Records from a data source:
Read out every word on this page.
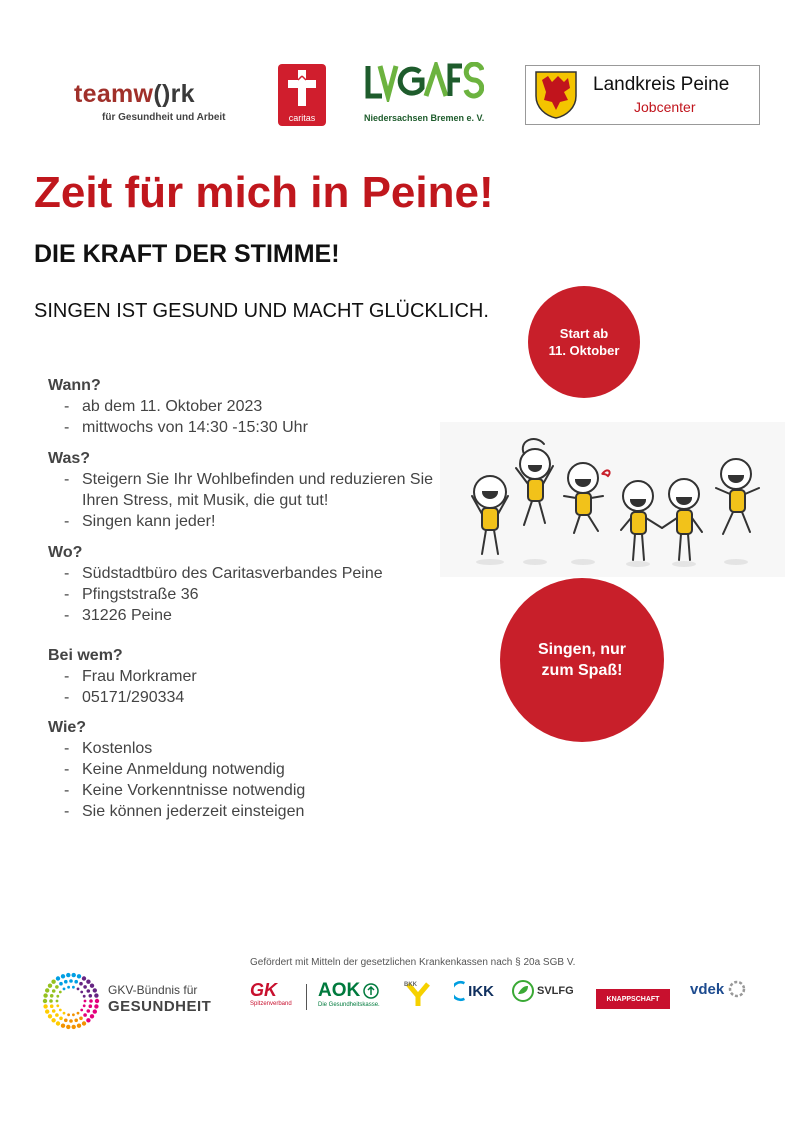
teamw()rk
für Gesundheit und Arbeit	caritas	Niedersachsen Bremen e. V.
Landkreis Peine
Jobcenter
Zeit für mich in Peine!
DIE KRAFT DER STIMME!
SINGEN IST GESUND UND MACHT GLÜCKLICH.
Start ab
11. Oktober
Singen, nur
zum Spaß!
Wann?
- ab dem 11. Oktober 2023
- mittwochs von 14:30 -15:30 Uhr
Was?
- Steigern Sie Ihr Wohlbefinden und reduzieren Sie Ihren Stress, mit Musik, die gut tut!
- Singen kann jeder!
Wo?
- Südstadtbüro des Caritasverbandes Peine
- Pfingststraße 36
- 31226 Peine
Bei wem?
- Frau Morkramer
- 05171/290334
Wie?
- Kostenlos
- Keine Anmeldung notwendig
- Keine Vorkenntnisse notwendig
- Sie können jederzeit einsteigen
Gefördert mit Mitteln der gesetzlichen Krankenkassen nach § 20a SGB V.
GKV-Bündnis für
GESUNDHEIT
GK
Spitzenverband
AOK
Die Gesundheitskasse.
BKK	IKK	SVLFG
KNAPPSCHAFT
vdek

==

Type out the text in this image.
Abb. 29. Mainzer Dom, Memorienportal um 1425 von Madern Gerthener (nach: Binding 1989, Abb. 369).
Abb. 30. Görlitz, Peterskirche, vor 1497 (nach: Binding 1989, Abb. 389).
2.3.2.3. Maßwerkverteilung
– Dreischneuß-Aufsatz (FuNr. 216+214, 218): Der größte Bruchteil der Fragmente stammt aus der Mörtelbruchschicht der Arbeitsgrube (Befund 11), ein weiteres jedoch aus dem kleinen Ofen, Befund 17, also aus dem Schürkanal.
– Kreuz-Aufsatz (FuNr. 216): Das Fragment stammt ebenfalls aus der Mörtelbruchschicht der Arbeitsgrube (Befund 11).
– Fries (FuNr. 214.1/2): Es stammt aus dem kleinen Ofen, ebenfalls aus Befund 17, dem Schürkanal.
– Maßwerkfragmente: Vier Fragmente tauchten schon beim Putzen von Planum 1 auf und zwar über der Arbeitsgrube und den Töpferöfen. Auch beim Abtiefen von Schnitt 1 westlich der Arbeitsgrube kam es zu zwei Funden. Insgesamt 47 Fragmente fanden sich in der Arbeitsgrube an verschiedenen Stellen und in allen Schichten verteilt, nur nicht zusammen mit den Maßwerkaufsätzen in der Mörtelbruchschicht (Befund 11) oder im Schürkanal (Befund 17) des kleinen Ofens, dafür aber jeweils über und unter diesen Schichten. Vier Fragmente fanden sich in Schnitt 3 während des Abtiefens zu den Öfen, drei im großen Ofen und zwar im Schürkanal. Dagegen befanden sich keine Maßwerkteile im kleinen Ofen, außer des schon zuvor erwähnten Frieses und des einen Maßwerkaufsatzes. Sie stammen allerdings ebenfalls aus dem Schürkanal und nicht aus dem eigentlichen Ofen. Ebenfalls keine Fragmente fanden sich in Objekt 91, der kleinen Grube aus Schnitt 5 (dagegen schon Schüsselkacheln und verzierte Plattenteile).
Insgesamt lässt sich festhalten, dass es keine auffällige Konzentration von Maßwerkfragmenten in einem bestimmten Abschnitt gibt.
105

[WHAT IS BEING ASKED]
Copy each line above containing the string "Mörtelbruchschicht".

[EXERCISE SOLUTION]
– Dreischneuß-Aufsatz (FuNr. 216+214, 218): Der größte Bruchteil der Fragmente stammt aus der Mörtelbruchschicht der Arbeitsgrube (Befund 11), ein weiteres jedoch aus dem kleinen Ofen, Befund 17, also aus dem Schürkanal.
– Kreuz-Aufsatz (FuNr. 216): Das Fragment stammt ebenfalls aus der Mörtelbruchschicht der Arbeitsgrube (Befund 11).
– Maßwerkfragmente: Vier Fragmente tauchten schon beim Putzen von Planum 1 auf und zwar über der Arbeitsgrube und den Töpferöfen. Auch beim Abtiefen von Schnitt 1 westlich der Arbeitsgrube kam es zu zwei Funden. Insgesamt 47 Fragmente fanden sich in der Arbeitsgrube an verschiedenen Stellen und in allen Schichten verteilt, nur nicht zusammen mit den Maßwerkaufsätzen in der Mörtelbruchschicht (Befund 11) oder im Schürkanal (Befund 17) des kleinen Ofens, dafür aber jeweils über und unter diesen Schichten. Vier Fragmente fanden sich in Schnitt 3 während des Abtiefens zu den Öfen, drei im großen Ofen und zwar im Schürkanal. Dagegen befanden sich keine Maßwerkteile im kleinen Ofen, außer des schon zuvor erwähnten Frieses und des einen Maßwerkaufsatzes. Sie stammen allerdings ebenfalls aus dem Schürkanal und nicht aus dem eigentlichen Ofen. Ebenfalls keine Fragmente fanden sich in Objekt 91, der kleinen Grube aus Schnitt 5 (dagegen schon Schüsselkacheln und verzierte Plattenteile).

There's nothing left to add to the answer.